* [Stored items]
• • •
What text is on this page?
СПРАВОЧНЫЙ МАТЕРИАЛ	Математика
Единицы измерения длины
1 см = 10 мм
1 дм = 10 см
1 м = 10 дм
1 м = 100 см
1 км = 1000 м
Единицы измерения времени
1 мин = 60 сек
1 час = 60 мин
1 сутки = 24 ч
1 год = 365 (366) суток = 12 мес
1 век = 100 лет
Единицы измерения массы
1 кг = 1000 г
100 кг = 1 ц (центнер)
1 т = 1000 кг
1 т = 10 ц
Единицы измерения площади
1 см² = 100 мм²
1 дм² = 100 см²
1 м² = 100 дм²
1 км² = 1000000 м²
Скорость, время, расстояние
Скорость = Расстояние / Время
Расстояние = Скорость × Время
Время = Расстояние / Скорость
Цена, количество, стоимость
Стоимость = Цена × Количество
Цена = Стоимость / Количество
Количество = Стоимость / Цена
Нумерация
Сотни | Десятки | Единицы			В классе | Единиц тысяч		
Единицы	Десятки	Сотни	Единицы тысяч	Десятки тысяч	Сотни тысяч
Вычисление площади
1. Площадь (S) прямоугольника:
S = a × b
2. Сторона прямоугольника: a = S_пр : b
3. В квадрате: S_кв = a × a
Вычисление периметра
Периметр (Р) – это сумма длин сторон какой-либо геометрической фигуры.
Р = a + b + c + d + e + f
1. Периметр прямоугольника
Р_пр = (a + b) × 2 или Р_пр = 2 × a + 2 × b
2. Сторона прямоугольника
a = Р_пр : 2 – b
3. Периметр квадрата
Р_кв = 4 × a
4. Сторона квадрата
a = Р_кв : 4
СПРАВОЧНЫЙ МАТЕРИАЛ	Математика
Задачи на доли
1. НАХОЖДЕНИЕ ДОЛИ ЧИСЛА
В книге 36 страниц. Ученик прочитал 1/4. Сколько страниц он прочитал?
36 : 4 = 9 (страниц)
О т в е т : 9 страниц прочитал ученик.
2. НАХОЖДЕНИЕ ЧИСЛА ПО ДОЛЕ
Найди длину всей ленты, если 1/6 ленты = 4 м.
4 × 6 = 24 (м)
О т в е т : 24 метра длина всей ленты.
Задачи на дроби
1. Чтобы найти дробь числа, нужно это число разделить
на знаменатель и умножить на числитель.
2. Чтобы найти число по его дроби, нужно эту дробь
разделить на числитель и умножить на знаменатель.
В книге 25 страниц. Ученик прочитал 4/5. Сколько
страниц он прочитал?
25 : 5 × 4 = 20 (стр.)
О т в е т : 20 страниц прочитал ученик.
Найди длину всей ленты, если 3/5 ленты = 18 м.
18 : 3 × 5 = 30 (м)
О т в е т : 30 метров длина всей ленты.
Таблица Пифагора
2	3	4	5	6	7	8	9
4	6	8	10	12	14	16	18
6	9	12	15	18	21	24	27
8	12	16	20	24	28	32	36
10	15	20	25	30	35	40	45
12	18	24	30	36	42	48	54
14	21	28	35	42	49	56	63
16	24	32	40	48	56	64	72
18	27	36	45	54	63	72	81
• • •
* [WHAT THE TASK REQUIRES]
From the listing above, collect every line that mentions the word "Сколько".

* [THE REPLY]
В книге 36 страниц. Ученик прочитал 1/4. Сколько страниц он прочитал?
В книге 25 страниц. Ученик прочитал 4/5. Сколько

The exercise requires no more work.